→ RECORDED DATA:
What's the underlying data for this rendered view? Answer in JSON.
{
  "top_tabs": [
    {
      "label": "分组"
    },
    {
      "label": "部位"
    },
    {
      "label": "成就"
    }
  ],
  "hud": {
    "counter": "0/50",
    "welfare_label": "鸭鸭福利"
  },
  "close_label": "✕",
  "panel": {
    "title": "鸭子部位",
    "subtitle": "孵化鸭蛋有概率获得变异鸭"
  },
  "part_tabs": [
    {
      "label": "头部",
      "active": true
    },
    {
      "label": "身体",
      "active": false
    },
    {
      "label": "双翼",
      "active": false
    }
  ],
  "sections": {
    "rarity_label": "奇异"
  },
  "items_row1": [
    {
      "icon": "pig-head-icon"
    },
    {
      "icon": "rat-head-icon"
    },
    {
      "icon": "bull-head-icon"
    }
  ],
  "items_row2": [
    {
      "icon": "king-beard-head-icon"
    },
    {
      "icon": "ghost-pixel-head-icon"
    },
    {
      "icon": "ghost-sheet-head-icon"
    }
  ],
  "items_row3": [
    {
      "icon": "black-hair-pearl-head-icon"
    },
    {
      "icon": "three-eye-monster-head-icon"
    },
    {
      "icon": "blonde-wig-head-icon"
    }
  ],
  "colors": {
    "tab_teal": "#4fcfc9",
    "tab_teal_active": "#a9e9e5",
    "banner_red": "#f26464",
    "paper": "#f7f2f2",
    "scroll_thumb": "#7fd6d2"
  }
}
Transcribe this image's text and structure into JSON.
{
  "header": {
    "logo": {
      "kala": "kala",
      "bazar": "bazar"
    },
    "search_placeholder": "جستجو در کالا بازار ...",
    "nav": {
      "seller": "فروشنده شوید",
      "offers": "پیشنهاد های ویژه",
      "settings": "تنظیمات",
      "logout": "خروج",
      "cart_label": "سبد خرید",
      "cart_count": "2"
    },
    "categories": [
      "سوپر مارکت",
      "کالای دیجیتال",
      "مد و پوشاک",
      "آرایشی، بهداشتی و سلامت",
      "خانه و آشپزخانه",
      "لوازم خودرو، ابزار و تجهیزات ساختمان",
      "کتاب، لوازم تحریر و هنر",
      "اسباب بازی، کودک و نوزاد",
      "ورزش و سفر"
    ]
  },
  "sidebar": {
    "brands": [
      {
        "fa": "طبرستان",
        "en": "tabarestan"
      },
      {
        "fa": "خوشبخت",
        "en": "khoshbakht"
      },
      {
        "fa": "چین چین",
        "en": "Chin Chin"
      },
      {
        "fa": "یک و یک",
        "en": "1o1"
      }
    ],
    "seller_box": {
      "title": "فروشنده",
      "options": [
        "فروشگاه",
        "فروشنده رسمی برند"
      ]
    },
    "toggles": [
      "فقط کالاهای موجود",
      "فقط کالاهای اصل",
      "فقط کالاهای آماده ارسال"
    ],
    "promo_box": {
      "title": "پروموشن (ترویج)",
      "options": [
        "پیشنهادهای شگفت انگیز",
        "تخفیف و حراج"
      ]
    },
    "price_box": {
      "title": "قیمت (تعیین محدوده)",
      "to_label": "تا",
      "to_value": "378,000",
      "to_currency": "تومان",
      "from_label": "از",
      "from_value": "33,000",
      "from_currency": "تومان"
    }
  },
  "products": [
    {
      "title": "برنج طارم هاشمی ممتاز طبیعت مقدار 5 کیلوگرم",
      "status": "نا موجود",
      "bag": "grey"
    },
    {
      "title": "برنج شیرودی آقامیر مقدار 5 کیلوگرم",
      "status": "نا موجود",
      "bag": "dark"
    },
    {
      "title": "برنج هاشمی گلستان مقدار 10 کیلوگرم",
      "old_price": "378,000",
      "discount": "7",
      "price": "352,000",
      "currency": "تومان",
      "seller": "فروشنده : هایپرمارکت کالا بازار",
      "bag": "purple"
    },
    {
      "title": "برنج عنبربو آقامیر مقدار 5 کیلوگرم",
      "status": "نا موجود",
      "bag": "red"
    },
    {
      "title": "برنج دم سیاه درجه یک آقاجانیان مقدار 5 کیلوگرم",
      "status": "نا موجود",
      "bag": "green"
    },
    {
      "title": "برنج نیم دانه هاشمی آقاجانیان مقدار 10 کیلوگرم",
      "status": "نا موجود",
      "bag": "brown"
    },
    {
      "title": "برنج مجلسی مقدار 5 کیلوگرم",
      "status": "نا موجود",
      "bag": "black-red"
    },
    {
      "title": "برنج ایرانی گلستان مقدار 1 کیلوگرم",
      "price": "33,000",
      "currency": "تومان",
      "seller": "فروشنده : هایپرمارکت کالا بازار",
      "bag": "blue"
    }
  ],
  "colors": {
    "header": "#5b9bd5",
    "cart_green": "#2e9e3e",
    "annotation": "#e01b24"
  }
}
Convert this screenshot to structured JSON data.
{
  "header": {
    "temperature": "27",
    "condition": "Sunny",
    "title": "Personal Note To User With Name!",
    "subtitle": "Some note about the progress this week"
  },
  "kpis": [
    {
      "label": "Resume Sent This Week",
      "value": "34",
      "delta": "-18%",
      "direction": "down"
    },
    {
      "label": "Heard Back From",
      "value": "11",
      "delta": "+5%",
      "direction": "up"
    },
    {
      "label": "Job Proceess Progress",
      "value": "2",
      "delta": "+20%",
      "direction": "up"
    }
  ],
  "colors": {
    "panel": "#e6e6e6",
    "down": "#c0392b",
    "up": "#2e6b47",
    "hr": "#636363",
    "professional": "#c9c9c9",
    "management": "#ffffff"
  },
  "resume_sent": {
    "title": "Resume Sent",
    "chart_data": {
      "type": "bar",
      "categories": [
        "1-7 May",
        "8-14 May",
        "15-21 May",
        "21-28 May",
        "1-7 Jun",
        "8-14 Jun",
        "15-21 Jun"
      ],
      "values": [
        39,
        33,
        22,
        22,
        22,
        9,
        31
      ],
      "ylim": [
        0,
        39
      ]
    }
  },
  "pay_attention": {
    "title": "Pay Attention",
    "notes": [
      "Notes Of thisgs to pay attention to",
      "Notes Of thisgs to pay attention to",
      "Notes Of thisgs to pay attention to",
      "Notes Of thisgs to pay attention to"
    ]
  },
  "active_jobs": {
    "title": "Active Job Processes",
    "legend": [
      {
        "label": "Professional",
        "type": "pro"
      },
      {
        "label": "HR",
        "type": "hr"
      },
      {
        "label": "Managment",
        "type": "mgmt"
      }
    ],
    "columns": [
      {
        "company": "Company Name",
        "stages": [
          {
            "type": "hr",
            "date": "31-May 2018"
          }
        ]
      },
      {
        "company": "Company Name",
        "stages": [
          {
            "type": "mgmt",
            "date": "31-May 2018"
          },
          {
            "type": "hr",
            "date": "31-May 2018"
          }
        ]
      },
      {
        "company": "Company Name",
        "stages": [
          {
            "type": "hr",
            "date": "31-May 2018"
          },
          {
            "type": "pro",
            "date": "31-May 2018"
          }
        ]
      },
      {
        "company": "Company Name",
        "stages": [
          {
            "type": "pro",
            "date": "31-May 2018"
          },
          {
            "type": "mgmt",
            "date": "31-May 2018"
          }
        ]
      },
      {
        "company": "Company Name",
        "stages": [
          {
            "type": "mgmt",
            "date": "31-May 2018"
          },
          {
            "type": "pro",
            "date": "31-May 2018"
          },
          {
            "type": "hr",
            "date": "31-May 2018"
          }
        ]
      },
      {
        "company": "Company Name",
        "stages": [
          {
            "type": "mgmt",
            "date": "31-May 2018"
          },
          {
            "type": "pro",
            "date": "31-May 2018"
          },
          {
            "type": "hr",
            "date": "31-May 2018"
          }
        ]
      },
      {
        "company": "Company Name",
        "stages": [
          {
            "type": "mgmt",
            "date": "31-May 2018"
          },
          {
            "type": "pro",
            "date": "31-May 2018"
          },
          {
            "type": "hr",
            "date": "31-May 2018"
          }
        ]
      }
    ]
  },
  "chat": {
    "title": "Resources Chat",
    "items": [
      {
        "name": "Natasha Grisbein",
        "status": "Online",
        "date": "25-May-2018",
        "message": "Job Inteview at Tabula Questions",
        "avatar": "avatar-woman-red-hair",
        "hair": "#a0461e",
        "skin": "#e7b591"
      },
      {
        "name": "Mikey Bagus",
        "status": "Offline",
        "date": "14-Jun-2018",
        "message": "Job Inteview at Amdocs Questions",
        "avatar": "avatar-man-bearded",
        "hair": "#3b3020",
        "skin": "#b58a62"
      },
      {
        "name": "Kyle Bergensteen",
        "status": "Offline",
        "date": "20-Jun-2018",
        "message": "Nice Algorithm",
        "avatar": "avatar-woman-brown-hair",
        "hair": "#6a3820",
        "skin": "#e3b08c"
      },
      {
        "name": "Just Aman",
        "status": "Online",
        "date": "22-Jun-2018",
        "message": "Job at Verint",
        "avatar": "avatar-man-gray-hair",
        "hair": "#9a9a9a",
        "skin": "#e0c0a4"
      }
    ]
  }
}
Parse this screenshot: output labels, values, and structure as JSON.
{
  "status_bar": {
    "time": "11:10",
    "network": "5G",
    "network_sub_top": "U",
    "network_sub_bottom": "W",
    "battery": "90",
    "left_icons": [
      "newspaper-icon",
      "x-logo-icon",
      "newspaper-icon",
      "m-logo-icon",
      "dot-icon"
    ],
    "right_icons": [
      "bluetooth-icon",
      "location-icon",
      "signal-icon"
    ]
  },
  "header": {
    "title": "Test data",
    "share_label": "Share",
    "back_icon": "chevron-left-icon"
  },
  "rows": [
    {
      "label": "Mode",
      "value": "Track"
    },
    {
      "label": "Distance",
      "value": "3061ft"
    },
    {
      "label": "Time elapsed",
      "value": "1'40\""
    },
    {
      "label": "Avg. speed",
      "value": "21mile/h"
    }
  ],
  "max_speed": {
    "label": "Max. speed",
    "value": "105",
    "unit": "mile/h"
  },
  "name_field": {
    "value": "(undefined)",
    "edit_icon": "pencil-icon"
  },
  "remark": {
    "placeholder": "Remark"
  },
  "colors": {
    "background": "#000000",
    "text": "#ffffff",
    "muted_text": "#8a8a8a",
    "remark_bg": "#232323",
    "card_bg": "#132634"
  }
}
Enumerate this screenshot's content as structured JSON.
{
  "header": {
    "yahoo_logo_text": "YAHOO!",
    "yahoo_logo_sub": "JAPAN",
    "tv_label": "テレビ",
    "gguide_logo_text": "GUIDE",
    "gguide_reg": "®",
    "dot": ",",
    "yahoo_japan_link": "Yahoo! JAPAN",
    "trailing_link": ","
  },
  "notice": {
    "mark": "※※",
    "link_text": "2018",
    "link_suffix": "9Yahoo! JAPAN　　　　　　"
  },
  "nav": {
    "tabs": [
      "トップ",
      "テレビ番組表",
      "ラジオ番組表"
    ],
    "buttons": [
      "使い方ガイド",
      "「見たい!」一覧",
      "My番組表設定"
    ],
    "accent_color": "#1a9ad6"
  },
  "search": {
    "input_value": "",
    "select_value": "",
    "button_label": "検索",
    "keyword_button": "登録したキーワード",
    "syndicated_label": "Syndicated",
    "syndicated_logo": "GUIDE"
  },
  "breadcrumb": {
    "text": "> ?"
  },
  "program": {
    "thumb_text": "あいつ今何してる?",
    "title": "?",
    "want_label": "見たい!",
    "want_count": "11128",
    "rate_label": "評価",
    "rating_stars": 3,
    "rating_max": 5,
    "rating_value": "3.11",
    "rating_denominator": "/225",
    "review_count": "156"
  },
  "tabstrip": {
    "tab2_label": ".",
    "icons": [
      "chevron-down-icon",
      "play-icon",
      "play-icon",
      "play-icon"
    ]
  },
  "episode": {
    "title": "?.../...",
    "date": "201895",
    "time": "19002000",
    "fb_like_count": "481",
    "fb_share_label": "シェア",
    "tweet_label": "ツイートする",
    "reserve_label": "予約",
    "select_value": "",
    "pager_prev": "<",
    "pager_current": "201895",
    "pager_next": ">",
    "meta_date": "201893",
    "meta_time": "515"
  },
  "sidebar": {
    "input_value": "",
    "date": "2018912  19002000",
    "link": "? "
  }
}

→ STATED GOAL:
Examine the data above and state how many of its lines contain the word "chevron", with no further remarks.

→ CORRECT ANSWER:
2